---------- Working data ----------

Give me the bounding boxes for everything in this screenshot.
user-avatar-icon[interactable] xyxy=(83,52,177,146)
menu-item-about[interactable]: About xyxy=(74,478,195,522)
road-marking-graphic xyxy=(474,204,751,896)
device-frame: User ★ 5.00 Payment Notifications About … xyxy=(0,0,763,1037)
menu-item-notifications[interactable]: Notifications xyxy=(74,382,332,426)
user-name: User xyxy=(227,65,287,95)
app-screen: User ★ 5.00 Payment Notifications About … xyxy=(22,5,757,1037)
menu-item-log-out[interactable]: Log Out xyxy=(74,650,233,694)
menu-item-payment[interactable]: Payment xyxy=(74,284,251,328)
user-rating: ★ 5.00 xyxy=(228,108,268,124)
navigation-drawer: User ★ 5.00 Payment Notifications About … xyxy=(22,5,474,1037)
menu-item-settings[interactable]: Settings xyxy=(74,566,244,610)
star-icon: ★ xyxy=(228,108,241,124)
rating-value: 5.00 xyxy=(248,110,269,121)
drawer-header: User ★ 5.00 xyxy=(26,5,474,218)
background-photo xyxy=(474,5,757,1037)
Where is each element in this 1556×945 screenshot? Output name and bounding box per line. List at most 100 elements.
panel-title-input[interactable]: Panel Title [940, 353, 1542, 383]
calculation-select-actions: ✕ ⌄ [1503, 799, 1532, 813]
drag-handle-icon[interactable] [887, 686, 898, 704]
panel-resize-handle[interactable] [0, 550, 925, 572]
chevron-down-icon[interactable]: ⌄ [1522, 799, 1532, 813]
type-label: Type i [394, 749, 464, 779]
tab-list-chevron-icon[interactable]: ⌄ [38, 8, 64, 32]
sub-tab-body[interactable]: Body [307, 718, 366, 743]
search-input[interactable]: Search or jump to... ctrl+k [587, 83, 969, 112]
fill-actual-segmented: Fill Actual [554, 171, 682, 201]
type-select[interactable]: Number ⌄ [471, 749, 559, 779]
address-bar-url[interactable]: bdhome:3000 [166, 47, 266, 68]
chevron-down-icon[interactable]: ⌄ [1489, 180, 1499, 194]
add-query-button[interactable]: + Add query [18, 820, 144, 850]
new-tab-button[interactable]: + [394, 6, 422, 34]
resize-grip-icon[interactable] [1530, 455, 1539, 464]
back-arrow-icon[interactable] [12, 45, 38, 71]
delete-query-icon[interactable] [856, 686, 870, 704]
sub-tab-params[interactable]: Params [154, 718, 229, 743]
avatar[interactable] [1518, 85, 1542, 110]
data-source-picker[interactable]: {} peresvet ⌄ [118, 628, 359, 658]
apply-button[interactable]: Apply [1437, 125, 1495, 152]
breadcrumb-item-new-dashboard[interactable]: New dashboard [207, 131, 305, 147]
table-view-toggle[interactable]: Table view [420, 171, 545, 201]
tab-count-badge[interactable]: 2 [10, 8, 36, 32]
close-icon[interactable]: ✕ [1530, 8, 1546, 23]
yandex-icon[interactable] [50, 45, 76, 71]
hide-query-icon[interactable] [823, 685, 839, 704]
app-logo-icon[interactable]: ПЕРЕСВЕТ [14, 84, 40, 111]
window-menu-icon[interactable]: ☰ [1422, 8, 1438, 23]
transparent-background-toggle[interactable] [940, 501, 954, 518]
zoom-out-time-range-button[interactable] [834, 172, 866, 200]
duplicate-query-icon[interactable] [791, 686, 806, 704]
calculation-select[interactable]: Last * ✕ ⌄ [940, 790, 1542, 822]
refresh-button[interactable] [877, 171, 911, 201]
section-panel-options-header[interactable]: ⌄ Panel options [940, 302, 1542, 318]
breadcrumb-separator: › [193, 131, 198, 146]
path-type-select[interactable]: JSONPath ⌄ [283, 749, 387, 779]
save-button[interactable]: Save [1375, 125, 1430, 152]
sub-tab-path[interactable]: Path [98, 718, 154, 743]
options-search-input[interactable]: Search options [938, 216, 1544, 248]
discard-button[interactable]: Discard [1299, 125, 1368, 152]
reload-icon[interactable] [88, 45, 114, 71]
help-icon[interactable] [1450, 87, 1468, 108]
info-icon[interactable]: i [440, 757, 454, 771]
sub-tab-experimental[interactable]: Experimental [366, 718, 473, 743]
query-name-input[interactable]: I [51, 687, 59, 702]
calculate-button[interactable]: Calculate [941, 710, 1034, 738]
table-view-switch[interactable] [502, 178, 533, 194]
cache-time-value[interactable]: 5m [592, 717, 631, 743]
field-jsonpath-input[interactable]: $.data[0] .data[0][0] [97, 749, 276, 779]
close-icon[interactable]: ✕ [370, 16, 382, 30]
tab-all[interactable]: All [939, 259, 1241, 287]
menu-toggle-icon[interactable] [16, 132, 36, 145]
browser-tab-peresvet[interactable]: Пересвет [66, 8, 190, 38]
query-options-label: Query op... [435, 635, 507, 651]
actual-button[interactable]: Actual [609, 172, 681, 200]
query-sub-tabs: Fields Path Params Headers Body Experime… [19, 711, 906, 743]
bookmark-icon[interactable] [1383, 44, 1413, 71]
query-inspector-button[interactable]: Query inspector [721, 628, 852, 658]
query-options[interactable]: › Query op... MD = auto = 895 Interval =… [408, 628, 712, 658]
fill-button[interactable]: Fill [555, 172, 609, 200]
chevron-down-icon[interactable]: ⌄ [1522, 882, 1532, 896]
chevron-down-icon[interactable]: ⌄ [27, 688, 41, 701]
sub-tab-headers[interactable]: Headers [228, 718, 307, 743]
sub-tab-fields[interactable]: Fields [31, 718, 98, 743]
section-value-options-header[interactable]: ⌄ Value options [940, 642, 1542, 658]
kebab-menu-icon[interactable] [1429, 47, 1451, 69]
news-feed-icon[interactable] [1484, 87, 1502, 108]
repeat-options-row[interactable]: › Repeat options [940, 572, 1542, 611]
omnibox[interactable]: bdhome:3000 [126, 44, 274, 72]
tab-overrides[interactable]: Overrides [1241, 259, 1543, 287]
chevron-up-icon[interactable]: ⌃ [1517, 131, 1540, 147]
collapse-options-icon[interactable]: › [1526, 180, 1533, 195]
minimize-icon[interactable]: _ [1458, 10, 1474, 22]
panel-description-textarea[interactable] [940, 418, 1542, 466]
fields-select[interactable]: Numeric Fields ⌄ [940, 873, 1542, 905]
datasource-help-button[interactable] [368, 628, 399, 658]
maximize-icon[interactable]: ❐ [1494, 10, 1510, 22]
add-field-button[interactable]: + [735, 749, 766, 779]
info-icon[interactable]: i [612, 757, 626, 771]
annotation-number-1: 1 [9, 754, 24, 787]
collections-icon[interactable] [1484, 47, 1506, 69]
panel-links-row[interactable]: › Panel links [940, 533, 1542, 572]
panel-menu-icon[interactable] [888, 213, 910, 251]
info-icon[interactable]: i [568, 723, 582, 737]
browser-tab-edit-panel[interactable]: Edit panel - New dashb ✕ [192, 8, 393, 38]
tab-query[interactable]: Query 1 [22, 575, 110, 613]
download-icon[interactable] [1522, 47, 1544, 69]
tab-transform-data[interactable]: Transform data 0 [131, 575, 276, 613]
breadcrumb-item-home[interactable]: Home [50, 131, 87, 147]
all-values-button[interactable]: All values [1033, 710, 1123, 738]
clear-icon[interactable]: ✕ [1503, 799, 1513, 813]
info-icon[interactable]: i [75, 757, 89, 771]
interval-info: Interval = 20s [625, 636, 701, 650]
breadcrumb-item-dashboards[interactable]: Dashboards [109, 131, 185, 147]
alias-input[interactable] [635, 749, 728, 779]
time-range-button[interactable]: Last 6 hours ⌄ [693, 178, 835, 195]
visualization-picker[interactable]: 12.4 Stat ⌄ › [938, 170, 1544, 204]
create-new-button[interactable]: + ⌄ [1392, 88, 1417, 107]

----------

§ Task: Copy out, word for word, the records from the start through the line containing "menu-item-log-out[interactable]: Log Out".

§ Full output:
Give me the bounding boxes for everything in this screenshot.
user-avatar-icon[interactable] xyxy=(83,52,177,146)
menu-item-about[interactable]: About xyxy=(74,478,195,522)
road-marking-graphic xyxy=(474,204,751,896)
device-frame: User ★ 5.00 Payment Notifications About … xyxy=(0,0,763,1037)
menu-item-notifications[interactable]: Notifications xyxy=(74,382,332,426)
user-name: User xyxy=(227,65,287,95)
app-screen: User ★ 5.00 Payment Notifications About … xyxy=(22,5,757,1037)
menu-item-log-out[interactable]: Log Out xyxy=(74,650,233,694)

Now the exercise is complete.